##### AVAILABLE RECORDS

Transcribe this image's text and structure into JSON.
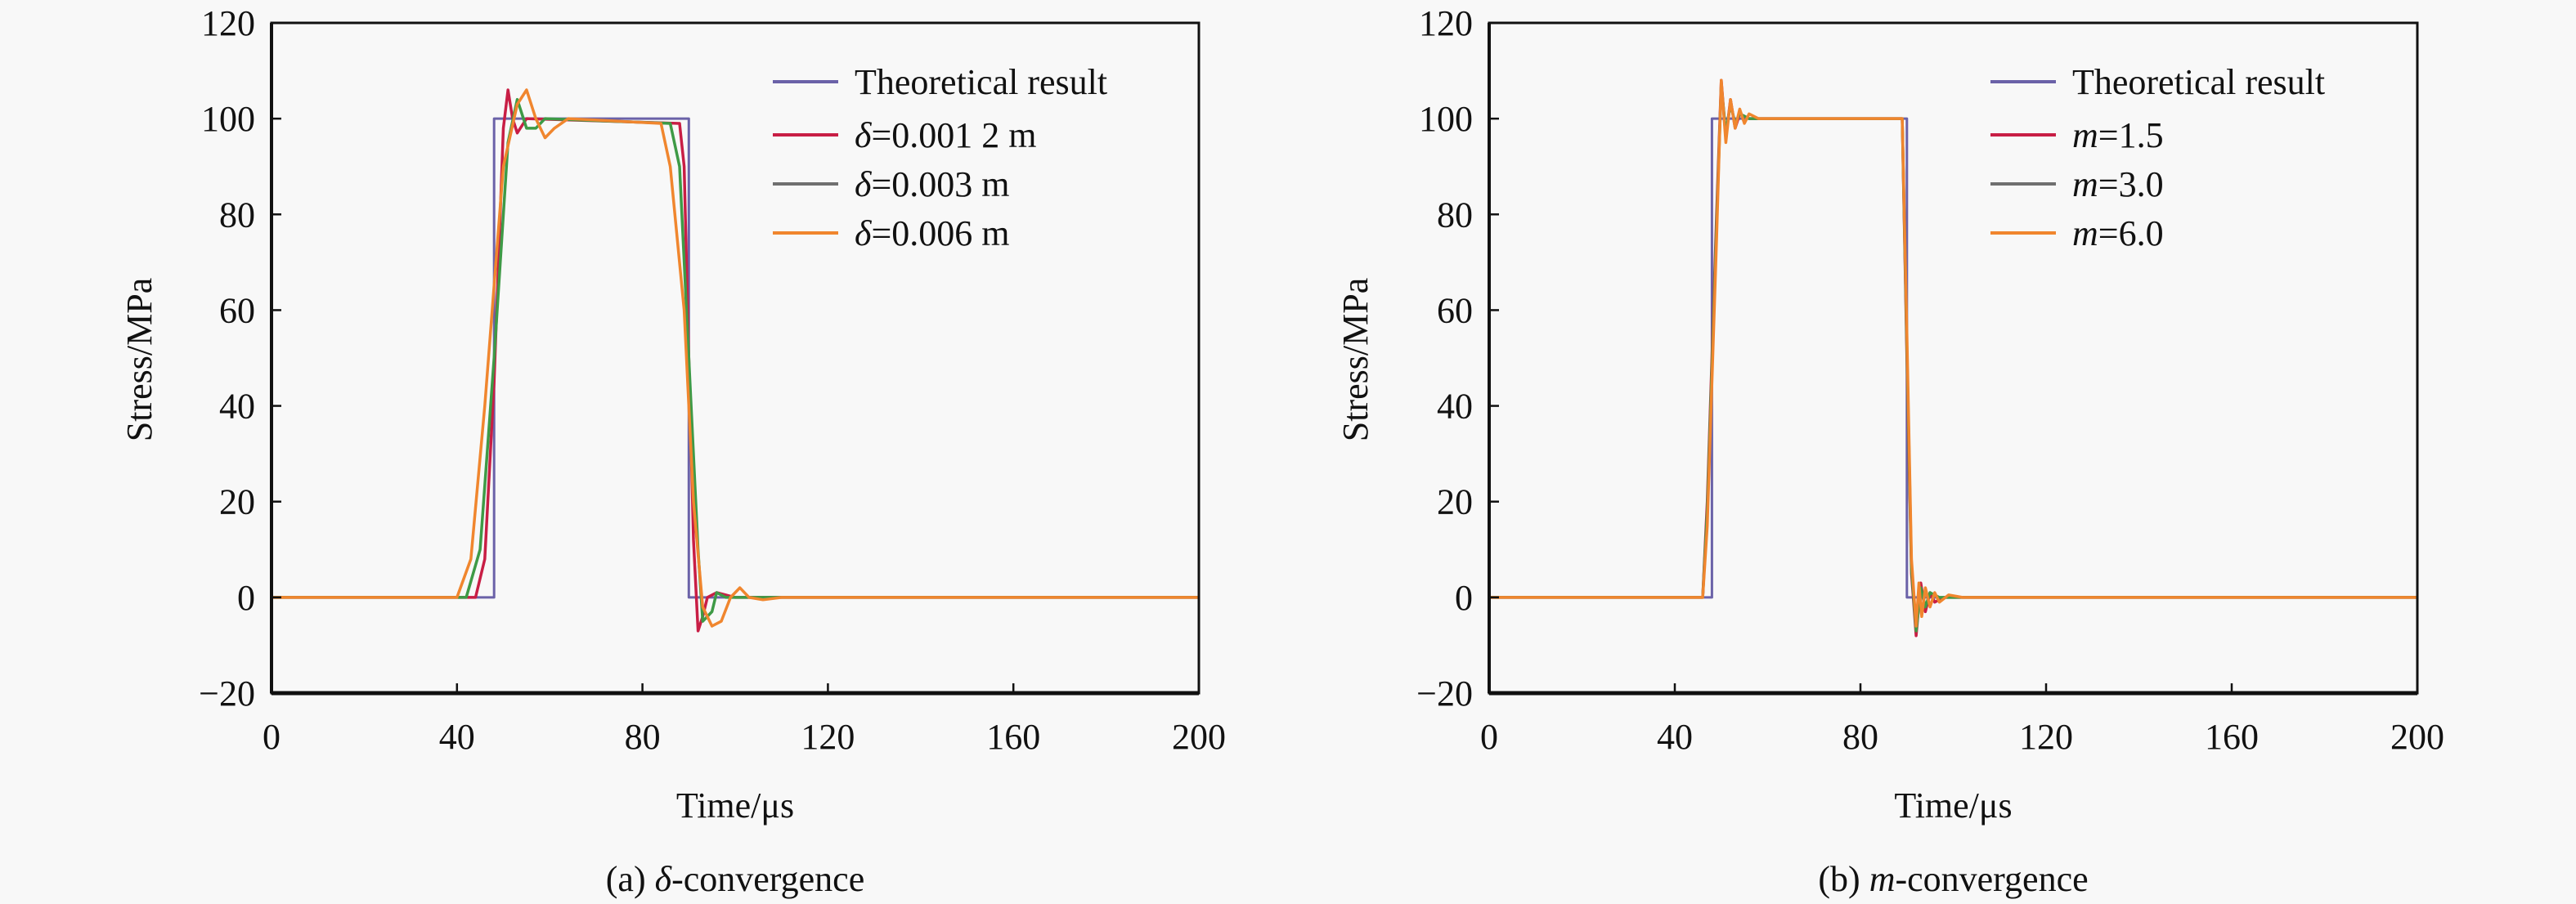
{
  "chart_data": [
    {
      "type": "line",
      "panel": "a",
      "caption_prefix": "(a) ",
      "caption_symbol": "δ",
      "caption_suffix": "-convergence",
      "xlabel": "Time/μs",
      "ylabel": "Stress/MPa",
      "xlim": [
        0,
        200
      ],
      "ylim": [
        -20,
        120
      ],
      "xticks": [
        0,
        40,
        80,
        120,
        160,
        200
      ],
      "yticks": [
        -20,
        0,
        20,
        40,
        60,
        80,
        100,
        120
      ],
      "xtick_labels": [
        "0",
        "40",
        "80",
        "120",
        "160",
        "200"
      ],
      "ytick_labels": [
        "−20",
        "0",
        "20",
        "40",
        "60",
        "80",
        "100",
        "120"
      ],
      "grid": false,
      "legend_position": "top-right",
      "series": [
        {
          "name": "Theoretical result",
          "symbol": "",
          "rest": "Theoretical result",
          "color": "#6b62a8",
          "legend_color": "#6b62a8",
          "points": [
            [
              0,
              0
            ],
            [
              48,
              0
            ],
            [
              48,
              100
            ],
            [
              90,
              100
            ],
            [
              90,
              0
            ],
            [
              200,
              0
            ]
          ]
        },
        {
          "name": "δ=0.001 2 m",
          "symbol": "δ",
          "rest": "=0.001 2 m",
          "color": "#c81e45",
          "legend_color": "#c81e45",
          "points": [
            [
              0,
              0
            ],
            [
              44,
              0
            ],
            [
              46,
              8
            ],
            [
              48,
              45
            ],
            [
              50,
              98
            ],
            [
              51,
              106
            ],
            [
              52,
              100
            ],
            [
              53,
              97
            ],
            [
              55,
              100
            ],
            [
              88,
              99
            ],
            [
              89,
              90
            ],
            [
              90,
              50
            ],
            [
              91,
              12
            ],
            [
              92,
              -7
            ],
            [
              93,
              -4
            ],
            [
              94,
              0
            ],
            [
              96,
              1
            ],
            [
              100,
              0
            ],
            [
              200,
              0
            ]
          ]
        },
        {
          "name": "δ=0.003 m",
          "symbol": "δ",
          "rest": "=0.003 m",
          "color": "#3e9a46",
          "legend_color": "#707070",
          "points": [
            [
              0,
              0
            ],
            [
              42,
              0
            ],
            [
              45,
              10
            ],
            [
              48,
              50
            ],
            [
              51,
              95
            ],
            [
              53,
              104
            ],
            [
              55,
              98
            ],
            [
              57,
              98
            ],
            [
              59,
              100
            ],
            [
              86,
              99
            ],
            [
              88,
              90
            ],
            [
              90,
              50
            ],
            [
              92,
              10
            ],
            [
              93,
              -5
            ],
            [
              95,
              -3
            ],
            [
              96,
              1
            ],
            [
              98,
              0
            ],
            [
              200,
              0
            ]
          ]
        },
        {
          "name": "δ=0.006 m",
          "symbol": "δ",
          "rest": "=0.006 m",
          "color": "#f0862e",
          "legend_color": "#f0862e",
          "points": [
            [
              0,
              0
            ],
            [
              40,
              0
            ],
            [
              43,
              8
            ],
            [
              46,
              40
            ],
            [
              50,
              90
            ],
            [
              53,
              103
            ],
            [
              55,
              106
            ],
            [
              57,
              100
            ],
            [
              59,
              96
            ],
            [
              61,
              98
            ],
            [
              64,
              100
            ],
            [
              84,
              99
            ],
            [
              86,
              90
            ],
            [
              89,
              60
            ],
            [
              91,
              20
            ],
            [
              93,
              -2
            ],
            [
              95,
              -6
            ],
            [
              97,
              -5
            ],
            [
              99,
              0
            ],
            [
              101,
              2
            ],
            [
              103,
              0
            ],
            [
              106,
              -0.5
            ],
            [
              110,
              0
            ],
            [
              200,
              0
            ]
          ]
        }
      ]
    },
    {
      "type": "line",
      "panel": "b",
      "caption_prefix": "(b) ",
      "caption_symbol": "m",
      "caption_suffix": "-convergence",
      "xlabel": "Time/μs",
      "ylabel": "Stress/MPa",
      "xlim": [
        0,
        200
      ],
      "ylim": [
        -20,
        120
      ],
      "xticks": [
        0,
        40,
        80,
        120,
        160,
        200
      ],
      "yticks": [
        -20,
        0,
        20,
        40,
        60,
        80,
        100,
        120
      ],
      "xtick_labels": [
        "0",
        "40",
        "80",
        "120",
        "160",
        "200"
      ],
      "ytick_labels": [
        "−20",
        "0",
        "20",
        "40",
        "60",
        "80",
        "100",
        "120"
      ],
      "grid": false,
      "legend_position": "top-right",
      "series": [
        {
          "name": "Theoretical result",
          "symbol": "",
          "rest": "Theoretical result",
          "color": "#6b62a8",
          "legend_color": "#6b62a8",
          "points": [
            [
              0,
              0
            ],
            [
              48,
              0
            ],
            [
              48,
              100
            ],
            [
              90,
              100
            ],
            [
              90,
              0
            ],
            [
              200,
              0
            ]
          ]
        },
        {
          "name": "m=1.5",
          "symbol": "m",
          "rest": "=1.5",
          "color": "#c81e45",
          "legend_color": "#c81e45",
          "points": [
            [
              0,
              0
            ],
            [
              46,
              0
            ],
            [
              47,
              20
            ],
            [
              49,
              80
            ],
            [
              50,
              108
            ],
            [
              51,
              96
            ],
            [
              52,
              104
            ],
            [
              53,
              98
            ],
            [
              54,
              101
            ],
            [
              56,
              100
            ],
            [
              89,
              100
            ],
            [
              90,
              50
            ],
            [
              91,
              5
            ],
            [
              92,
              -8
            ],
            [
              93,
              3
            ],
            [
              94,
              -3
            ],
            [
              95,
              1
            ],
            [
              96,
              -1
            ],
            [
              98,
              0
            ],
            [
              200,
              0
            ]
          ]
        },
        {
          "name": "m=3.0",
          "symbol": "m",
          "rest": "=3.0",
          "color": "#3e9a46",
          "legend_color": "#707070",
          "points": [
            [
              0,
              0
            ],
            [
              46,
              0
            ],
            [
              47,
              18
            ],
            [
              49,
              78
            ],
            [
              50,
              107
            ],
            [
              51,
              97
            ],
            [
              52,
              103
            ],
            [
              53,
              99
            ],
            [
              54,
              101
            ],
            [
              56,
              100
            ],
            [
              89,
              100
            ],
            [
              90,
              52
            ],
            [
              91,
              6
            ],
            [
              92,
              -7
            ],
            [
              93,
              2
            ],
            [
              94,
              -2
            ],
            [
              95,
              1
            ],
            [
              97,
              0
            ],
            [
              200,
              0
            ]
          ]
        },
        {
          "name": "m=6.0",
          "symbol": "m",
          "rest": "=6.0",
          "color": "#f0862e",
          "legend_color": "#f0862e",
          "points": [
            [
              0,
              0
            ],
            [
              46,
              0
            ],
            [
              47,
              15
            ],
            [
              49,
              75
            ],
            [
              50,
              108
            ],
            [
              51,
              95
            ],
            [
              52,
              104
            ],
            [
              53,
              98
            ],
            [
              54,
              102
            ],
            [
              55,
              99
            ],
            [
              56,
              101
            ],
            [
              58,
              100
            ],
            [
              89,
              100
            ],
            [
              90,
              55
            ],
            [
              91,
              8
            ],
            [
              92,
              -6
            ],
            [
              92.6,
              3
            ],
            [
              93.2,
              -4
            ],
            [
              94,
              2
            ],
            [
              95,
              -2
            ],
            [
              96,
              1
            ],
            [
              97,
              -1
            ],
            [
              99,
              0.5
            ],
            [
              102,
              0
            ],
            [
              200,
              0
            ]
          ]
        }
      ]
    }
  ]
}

##########

GIVEN EXERCISE - Exclude the images and reproduce the remaining data exactly.

RESPONSE TO THE TASK -
Transcribe this image's text and structure into JSON.
{
  "chart_data": [
    {
      "type": "line",
      "panel": "a",
      "caption_prefix": "(a) ",
      "caption_symbol": "δ",
      "caption_suffix": "-convergence",
      "xlabel": "Time/μs",
      "ylabel": "Stress/MPa",
      "xlim": [
        0,
        200
      ],
      "ylim": [
        -20,
        120
      ],
      "xticks": [
        0,
        40,
        80,
        120,
        160,
        200
      ],
      "yticks": [
        -20,
        0,
        20,
        40,
        60,
        80,
        100,
        120
      ],
      "xtick_labels": [
        "0",
        "40",
        "80",
        "120",
        "160",
        "200"
      ],
      "ytick_labels": [
        "−20",
        "0",
        "20",
        "40",
        "60",
        "80",
        "100",
        "120"
      ],
      "grid": false,
      "legend_position": "top-right",
      "series": [
        {
          "name": "Theoretical result",
          "symbol": "",
          "rest": "Theoretical result",
          "color": "#6b62a8",
          "legend_color": "#6b62a8",
          "points": [
            [
              0,
              0
            ],
            [
              48,
              0
            ],
            [
              48,
              100
            ],
            [
              90,
              100
            ],
            [
              90,
              0
            ],
            [
              200,
              0
            ]
          ]
        },
        {
          "name": "δ=0.001 2 m",
          "symbol": "δ",
          "rest": "=0.001 2 m",
          "color": "#c81e45",
          "legend_color": "#c81e45",
          "points": [
            [
              0,
              0
            ],
            [
              44,
              0
            ],
            [
              46,
              8
            ],
            [
              48,
              45
            ],
            [
              50,
              98
            ],
            [
              51,
              106
            ],
            [
              52,
              100
            ],
            [
              53,
              97
            ],
            [
              55,
              100
            ],
            [
              88,
              99
            ],
            [
              89,
              90
            ],
            [
              90,
              50
            ],
            [
              91,
              12
            ],
            [
              92,
              -7
            ],
            [
              93,
              -4
            ],
            [
              94,
              0
            ],
            [
              96,
              1
            ],
            [
              100,
              0
            ],
            [
              200,
              0
            ]
          ]
        },
        {
          "name": "δ=0.003 m",
          "symbol": "δ",
          "rest": "=0.003 m",
          "color": "#3e9a46",
          "legend_color": "#707070",
          "points": [
            [
              0,
              0
            ],
            [
              42,
              0
            ],
            [
              45,
              10
            ],
            [
              48,
              50
            ],
            [
              51,
              95
            ],
            [
              53,
              104
            ],
            [
              55,
              98
            ],
            [
              57,
              98
            ],
            [
              59,
              100
            ],
            [
              86,
              99
            ],
            [
              88,
              90
            ],
            [
              90,
              50
            ],
            [
              92,
              10
            ],
            [
              93,
              -5
            ],
            [
              95,
              -3
            ],
            [
              96,
              1
            ],
            [
              98,
              0
            ],
            [
              200,
              0
            ]
          ]
        },
        {
          "name": "δ=0.006 m",
          "symbol": "δ",
          "rest": "=0.006 m",
          "color": "#f0862e",
          "legend_color": "#f0862e",
          "points": [
            [
              0,
              0
            ],
            [
              40,
              0
            ],
            [
              43,
              8
            ],
            [
              46,
              40
            ],
            [
              50,
              90
            ],
            [
              53,
              103
            ],
            [
              55,
              106
            ],
            [
              57,
              100
            ],
            [
              59,
              96
            ],
            [
              61,
              98
            ],
            [
              64,
              100
            ],
            [
              84,
              99
            ],
            [
              86,
              90
            ],
            [
              89,
              60
            ],
            [
              91,
              20
            ],
            [
              93,
              -2
            ],
            [
              95,
              -6
            ],
            [
              97,
              -5
            ],
            [
              99,
              0
            ],
            [
              101,
              2
            ],
            [
              103,
              0
            ],
            [
              106,
              -0.5
            ],
            [
              110,
              0
            ],
            [
              200,
              0
            ]
          ]
        }
      ]
    },
    {
      "type": "line",
      "panel": "b",
      "caption_prefix": "(b) ",
      "caption_symbol": "m",
      "caption_suffix": "-convergence",
      "xlabel": "Time/μs",
      "ylabel": "Stress/MPa",
      "xlim": [
        0,
        200
      ],
      "ylim": [
        -20,
        120
      ],
      "xticks": [
        0,
        40,
        80,
        120,
        160,
        200
      ],
      "yticks": [
        -20,
        0,
        20,
        40,
        60,
        80,
        100,
        120
      ],
      "xtick_labels": [
        "0",
        "40",
        "80",
        "120",
        "160",
        "200"
      ],
      "ytick_labels": [
        "−20",
        "0",
        "20",
        "40",
        "60",
        "80",
        "100",
        "120"
      ],
      "grid": false,
      "legend_position": "top-right",
      "series": [
        {
          "name": "Theoretical result",
          "symbol": "",
          "rest": "Theoretical result",
          "color": "#6b62a8",
          "legend_color": "#6b62a8",
          "points": [
            [
              0,
              0
            ],
            [
              48,
              0
            ],
            [
              48,
              100
            ],
            [
              90,
              100
            ],
            [
              90,
              0
            ],
            [
              200,
              0
            ]
          ]
        },
        {
          "name": "m=1.5",
          "symbol": "m",
          "rest": "=1.5",
          "color": "#c81e45",
          "legend_color": "#c81e45",
          "points": [
            [
              0,
              0
            ],
            [
              46,
              0
            ],
            [
              47,
              20
            ],
            [
              49,
              80
            ],
            [
              50,
              108
            ],
            [
              51,
              96
            ],
            [
              52,
              104
            ],
            [
              53,
              98
            ],
            [
              54,
              101
            ],
            [
              56,
              100
            ],
            [
              89,
              100
            ],
            [
              90,
              50
            ],
            [
              91,
              5
            ],
            [
              92,
              -8
            ],
            [
              93,
              3
            ],
            [
              94,
              -3
            ],
            [
              95,
              1
            ],
            [
              96,
              -1
            ],
            [
              98,
              0
            ],
            [
              200,
              0
            ]
          ]
        },
        {
          "name": "m=3.0",
          "symbol": "m",
          "rest": "=3.0",
          "color": "#3e9a46",
          "legend_color": "#707070",
          "points": [
            [
              0,
              0
            ],
            [
              46,
              0
            ],
            [
              47,
              18
            ],
            [
              49,
              78
            ],
            [
              50,
              107
            ],
            [
              51,
              97
            ],
            [
              52,
              103
            ],
            [
              53,
              99
            ],
            [
              54,
              101
            ],
            [
              56,
              100
            ],
            [
              89,
              100
            ],
            [
              90,
              52
            ],
            [
              91,
              6
            ],
            [
              92,
              -7
            ],
            [
              93,
              2
            ],
            [
              94,
              -2
            ],
            [
              95,
              1
            ],
            [
              97,
              0
            ],
            [
              200,
              0
            ]
          ]
        },
        {
          "name": "m=6.0",
          "symbol": "m",
          "rest": "=6.0",
          "color": "#f0862e",
          "legend_color": "#f0862e",
          "points": [
            [
              0,
              0
            ],
            [
              46,
              0
            ],
            [
              47,
              15
            ],
            [
              49,
              75
            ],
            [
              50,
              108
            ],
            [
              51,
              95
            ],
            [
              52,
              104
            ],
            [
              53,
              98
            ],
            [
              54,
              102
            ],
            [
              55,
              99
            ],
            [
              56,
              101
            ],
            [
              58,
              100
            ],
            [
              89,
              100
            ],
            [
              90,
              55
            ],
            [
              91,
              8
            ],
            [
              92,
              -6
            ],
            [
              92.6,
              3
            ],
            [
              93.2,
              -4
            ],
            [
              94,
              2
            ],
            [
              95,
              -2
            ],
            [
              96,
              1
            ],
            [
              97,
              -1
            ],
            [
              99,
              0.5
            ],
            [
              102,
              0
            ],
            [
              200,
              0
            ]
          ]
        }
      ]
    }
  ]
}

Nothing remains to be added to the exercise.